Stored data
---------------

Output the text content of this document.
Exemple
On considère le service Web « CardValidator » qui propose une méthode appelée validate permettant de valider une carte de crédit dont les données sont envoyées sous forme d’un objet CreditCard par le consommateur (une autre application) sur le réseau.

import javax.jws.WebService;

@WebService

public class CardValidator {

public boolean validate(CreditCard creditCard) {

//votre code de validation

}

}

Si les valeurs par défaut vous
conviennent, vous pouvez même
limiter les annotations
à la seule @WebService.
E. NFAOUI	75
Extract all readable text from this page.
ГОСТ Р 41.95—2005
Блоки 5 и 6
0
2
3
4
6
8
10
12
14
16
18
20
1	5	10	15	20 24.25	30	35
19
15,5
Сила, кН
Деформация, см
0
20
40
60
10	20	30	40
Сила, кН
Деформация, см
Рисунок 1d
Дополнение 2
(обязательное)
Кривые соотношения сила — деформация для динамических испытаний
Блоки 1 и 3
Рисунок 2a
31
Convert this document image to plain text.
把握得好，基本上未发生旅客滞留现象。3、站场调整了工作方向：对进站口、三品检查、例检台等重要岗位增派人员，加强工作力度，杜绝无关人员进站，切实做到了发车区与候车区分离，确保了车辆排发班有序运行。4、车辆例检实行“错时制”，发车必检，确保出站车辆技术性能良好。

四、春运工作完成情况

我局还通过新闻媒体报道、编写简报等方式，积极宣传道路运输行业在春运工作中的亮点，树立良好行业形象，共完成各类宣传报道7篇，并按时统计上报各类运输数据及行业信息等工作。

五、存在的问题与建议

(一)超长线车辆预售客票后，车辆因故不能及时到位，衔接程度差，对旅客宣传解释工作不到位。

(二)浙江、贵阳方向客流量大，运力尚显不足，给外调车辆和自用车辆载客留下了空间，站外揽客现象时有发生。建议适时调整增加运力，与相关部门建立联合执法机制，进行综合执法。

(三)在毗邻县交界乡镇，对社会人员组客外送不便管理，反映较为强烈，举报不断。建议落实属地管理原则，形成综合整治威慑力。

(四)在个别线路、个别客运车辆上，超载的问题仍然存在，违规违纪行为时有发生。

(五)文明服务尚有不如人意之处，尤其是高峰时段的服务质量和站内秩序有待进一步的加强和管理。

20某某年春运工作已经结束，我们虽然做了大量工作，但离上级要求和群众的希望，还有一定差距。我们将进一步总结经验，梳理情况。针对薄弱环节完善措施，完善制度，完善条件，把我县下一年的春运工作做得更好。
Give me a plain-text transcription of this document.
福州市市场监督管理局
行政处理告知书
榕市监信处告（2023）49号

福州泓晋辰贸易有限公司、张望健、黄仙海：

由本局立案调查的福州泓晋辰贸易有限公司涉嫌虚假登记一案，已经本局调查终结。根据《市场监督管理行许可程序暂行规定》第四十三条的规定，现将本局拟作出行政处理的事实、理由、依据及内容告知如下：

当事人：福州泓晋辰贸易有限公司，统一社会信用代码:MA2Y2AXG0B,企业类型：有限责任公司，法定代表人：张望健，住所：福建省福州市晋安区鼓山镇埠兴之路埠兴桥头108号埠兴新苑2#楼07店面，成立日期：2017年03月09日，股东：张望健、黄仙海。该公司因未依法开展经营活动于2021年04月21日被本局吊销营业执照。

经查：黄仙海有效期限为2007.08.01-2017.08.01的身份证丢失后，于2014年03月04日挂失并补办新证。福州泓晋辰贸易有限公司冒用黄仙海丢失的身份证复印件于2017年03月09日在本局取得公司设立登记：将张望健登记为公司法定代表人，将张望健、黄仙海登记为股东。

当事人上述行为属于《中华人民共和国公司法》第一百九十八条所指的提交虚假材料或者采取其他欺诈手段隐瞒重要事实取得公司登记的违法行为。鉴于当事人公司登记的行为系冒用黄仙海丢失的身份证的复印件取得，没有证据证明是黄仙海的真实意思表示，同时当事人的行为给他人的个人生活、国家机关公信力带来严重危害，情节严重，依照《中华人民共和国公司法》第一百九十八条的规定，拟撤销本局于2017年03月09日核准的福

---------------

_To do_
Locate "Convert this document image to plain text." in the data above. Then repeat, exactly, its line and each line after it through the last, adding nothing.

_Output for this task_
Convert this document image to plain text.
把握得好，基本上未发生旅客滞留现象。3、站场调整了工作方向：对进站口、三品检查、例检台等重要岗位增派人员，加强工作力度，杜绝无关人员进站，切实做到了发车区与候车区分离，确保了车辆排发班有序运行。4、车辆例检实行“错时制”，发车必检，确保出站车辆技术性能良好。

四、春运工作完成情况

我局还通过新闻媒体报道、编写简报等方式，积极宣传道路运输行业在春运工作中的亮点，树立良好行业形象，共完成各类宣传报道7篇，并按时统计上报各类运输数据及行业信息等工作。

五、存在的问题与建议

(一)超长线车辆预售客票后，车辆因故不能及时到位，衔接程度差，对旅客宣传解释工作不到位。

(二)浙江、贵阳方向客流量大，运力尚显不足，给外调车辆和自用车辆载客留下了空间，站外揽客现象时有发生。建议适时调整增加运力，与相关部门建立联合执法机制，进行综合执法。

(三)在毗邻县交界乡镇，对社会人员组客外送不便管理，反映较为强烈，举报不断。建议落实属地管理原则，形成综合整治威慑力。

(四)在个别线路、个别客运车辆上，超载的问题仍然存在，违规违纪行为时有发生。

(五)文明服务尚有不如人意之处，尤其是高峰时段的服务质量和站内秩序有待进一步的加强和管理。

20某某年春运工作已经结束，我们虽然做了大量工作，但离上级要求和群众的希望，还有一定差距。我们将进一步总结经验，梳理情况。针对薄弱环节完善措施，完善制度，完善条件，把我县下一年的春运工作做得更好。
Give me a plain-text transcription of this document.
福州市市场监督管理局
行政处理告知书
榕市监信处告（2023）49号

福州泓晋辰贸易有限公司、张望健、黄仙海：

由本局立案调查的福州泓晋辰贸易有限公司涉嫌虚假登记一案，已经本局调查终结。根据《市场监督管理行许可程序暂行规定》第四十三条的规定，现将本局拟作出行政处理的事实、理由、依据及内容告知如下：

当事人：福州泓晋辰贸易有限公司，统一社会信用代码:MA2Y2AXG0B,企业类型：有限责任公司，法定代表人：张望健，住所：福建省福州市晋安区鼓山镇埠兴之路埠兴桥头108号埠兴新苑2#楼07店面，成立日期：2017年03月09日，股东：张望健、黄仙海。该公司因未依法开展经营活动于2021年04月21日被本局吊销营业执照。

经查：黄仙海有效期限为2007.08.01-2017.08.01的身份证丢失后，于2014年03月04日挂失并补办新证。福州泓晋辰贸易有限公司冒用黄仙海丢失的身份证复印件于2017年03月09日在本局取得公司设立登记：将张望健登记为公司法定代表人，将张望健、黄仙海登记为股东。

当事人上述行为属于《中华人民共和国公司法》第一百九十八条所指的提交虚假材料或者采取其他欺诈手段隐瞒重要事实取得公司登记的违法行为。鉴于当事人公司登记的行为系冒用黄仙海丢失的身份证的复印件取得，没有证据证明是黄仙海的真实意思表示，同时当事人的行为给他人的个人生活、国家机关公信力带来严重危害，情节严重，依照《中华人民共和国公司法》第一百九十八条的规定，拟撤销本局于2017年03月09日核准的福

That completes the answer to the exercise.